## Document excerpt
══════════════════════════════

The History of MG: From Morris Garages to the World’s Largest Car Club

Few automotive marques have packed as much drama, triumph, heartbreak, corporate mismanagement, unlikely resurrection and sheer bloody-minded persistence into a century of existence as MG. The story begins in a Morris Garages showroom in Oxford in the early 1920s, passes through land speed records, a Le Mans class win, the most famous British sports car ever made, a factory closure that provoked demonstrations in the streets, and ends, for the moment at least, with a Chinese electric SUV wearing an octagonal badge that Cecil Kimber would probably regard with some bewilderment. It is, by any measure, quite a story.

It begins with a salesman who wanted to go faster

William Morris had built his automotive empire from nothing. Starting from a bicycle repair shop in Oxford in the early 1900s, he had worked his way up to becoming one of Britain’s most successful industrialists, producing affordable family cars that ordinary people could actually buy. Morris was a practical man with a talent for manufacturing and a firm grasp of what the mass market wanted. What he was not, particularly, was interested in making cars exciting.

Enter Cecil Kimber. Kimber joined Morris Garages, William Morris’s private retail and service company, as sales manager in 1921 and was promoted to general manager by 1923. He was an engineer by instinct, a racer by inclination, and a man who looked at a standard Morris Oxford and saw not a perfectly adequate family car but a starting point for something considerably more interesting. He began producing his own special-bodied versions of Morris models, fitting them with sportier coachwork and presenting them to customers who wanted something distinguishable from the standard product. These early specials became known as the Morris Garage Chummies, which is a name that does not quite convey the ambition behind them but has a certain period charm.

══════════════════════════════

## Dataset

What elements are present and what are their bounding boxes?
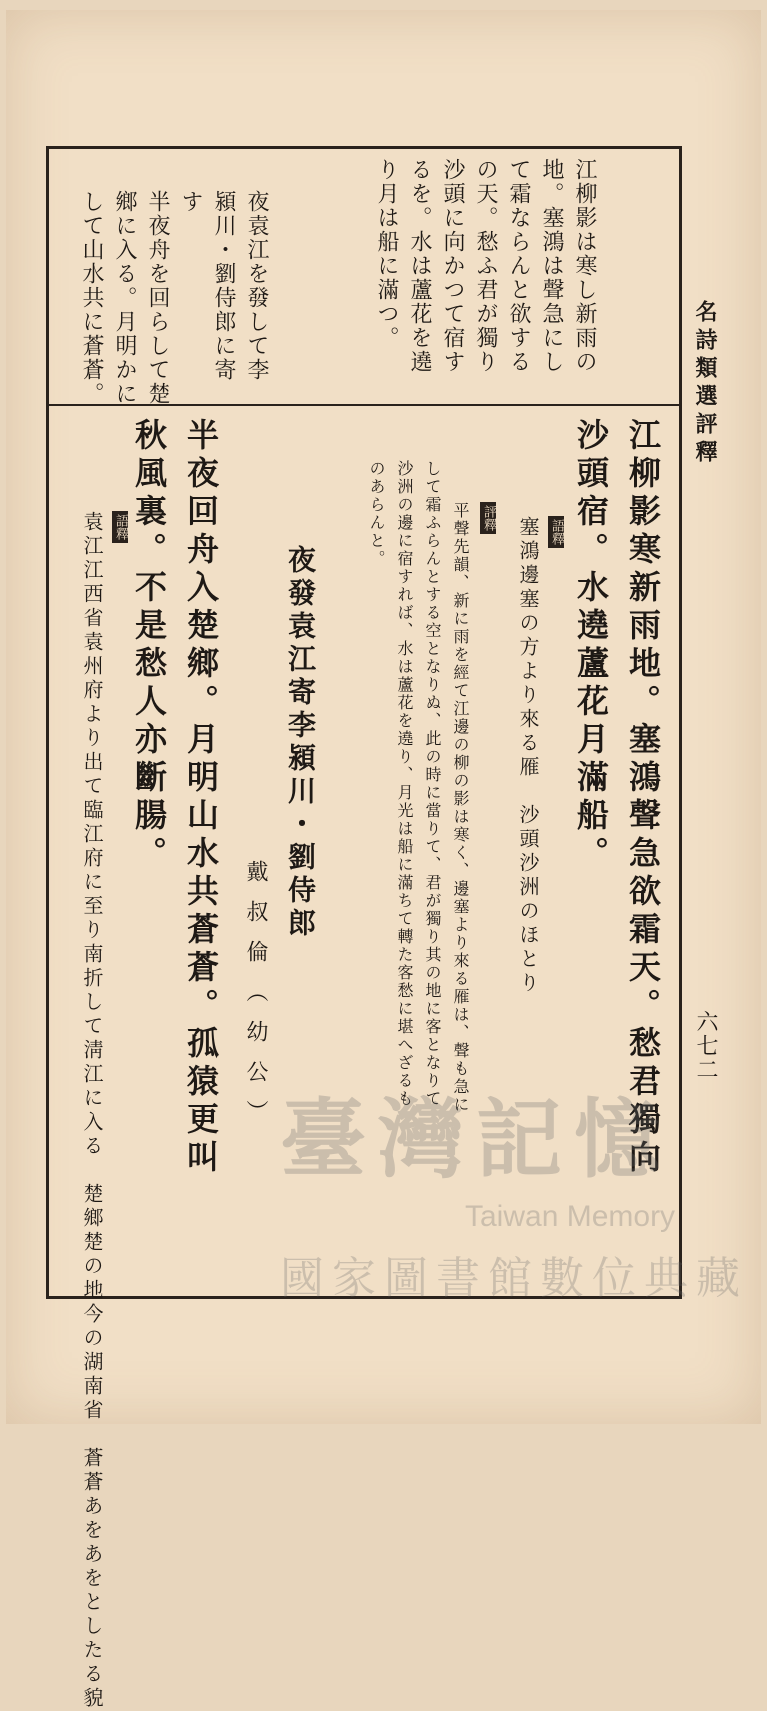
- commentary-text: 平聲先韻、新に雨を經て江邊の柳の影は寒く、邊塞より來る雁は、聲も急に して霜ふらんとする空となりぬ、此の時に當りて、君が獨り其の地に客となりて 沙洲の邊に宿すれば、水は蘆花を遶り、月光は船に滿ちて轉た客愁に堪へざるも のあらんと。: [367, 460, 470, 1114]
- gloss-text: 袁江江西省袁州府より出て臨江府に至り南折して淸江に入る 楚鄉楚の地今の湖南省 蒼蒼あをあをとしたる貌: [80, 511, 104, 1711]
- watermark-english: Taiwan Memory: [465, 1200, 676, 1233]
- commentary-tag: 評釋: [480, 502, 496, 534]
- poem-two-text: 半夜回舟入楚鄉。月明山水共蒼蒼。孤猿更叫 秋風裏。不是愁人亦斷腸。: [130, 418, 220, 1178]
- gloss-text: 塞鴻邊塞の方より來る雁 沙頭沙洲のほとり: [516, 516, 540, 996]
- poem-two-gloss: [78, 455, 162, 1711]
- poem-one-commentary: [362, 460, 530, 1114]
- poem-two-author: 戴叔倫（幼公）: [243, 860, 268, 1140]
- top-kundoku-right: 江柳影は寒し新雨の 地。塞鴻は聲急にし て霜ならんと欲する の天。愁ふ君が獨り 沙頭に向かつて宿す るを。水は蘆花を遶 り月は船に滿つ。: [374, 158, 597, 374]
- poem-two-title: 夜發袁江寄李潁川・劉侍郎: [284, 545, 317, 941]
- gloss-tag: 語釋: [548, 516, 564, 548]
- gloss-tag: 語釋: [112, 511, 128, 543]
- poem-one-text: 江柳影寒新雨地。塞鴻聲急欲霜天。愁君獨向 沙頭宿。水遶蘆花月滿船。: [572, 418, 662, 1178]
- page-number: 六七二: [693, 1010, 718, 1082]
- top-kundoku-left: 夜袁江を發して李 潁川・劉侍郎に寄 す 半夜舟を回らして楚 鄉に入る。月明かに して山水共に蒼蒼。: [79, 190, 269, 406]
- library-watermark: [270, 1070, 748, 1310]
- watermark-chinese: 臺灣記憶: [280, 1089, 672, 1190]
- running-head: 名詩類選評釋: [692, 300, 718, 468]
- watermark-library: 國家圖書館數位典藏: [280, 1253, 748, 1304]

══════════════════════════════

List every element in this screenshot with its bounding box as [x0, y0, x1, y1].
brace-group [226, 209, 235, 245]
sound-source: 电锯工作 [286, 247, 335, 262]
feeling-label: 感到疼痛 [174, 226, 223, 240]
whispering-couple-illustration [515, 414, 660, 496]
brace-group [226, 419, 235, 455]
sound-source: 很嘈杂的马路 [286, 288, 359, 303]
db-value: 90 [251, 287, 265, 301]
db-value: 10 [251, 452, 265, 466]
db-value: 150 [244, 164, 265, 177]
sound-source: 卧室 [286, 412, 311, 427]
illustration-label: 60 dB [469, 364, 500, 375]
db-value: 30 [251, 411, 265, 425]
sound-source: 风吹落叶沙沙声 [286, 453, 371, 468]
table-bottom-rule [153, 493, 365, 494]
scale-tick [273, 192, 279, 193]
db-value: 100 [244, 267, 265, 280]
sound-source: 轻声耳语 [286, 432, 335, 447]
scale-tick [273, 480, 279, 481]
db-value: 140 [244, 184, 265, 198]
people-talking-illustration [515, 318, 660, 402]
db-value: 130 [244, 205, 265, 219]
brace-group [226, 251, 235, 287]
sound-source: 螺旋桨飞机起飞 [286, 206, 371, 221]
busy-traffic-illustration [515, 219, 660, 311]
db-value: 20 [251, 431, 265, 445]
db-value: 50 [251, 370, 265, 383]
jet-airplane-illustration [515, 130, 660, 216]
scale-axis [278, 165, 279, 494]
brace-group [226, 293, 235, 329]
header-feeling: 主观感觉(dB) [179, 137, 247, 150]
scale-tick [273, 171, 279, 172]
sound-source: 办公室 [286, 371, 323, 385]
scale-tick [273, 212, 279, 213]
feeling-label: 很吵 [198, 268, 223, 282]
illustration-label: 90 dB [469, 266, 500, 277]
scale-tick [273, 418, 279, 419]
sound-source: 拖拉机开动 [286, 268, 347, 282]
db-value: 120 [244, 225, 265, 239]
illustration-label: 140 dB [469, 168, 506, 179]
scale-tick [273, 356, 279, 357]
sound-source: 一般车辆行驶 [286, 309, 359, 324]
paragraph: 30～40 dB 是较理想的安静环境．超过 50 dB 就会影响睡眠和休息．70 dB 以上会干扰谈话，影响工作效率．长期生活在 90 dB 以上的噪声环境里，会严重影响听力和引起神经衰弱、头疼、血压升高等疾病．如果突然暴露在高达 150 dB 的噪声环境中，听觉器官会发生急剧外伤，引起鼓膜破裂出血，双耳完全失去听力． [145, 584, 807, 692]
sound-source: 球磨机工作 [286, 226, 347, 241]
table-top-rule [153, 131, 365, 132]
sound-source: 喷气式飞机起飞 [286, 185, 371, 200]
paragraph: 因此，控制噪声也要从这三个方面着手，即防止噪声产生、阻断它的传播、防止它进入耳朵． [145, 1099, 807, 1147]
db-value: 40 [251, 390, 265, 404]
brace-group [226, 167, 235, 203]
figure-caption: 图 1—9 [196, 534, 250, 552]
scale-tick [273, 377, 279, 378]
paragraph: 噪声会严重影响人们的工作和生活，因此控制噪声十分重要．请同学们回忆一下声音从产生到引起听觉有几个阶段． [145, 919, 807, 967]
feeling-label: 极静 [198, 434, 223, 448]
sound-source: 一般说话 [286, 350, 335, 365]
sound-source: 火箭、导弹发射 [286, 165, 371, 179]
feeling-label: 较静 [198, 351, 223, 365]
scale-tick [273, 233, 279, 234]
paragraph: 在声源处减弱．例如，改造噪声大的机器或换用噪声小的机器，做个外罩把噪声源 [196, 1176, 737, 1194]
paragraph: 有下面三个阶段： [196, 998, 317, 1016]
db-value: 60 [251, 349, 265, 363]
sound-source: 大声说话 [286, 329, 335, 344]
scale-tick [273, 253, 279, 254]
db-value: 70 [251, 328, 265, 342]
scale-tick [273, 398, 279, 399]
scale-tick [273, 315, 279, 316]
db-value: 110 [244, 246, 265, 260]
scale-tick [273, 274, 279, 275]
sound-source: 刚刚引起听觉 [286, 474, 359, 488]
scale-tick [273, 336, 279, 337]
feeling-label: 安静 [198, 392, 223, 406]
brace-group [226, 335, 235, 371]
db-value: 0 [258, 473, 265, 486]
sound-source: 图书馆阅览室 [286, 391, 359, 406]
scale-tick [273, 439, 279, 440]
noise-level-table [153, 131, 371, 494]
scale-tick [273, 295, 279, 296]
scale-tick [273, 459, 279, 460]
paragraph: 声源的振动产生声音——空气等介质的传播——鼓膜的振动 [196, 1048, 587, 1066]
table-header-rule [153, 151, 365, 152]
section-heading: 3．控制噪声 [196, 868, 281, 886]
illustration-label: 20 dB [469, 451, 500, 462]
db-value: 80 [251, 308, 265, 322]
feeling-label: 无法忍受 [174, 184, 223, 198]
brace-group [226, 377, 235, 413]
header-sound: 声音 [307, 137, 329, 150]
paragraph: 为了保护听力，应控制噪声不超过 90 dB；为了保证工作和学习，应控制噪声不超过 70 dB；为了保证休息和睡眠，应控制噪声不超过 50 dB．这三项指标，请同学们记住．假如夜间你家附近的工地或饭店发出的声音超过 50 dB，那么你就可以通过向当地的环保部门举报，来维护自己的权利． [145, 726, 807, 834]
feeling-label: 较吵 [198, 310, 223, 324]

══════════════════════════════

## Requests
• 1. In the MG history, what made Kimber's special-bodied Morris models appeal to customers? Answer in one to three sentences.
• 2. Translate this sentence from the MG history into French: "Kimber joined Morris Garages, William Morris’s private retail and service company, as sales manager in 1921 and was promoted to general manager by 1923."
• 3. Please write out the part of the MG history that opens with the words containing "Few automotive marques" and closes with "quite a story.".

## Results
• 1. Kimber gave standard Morris models sportier coachwork. That made them appeal to customers who wanted something distinguishable from the standard product.

• 2. Kimber a rejoint Morris Garages, la société privée de vente au détail et de service après-vente de William Morris, en tant que directeur des ventes en 1921, et a été promu directeur général dès 1923.

• 3.
Few automotive marques have packed as much drama, triumph, heartbreak, corporate mismanagement, unlikely resurrection and sheer bloody-minded persistence into a century of existence as MG. The story begins in a Morris Garages showroom in Oxford in the early 1920s, passes through land speed records, a Le Mans class win, the most famous British sports car ever made, a factory closure that provoked demonstrations in the streets, and ends, for the moment at least, with a Chinese electric SUV wearing an octagonal badge that Cecil Kimber would probably regard with some bewilderment. It is, by any measure, quite a story.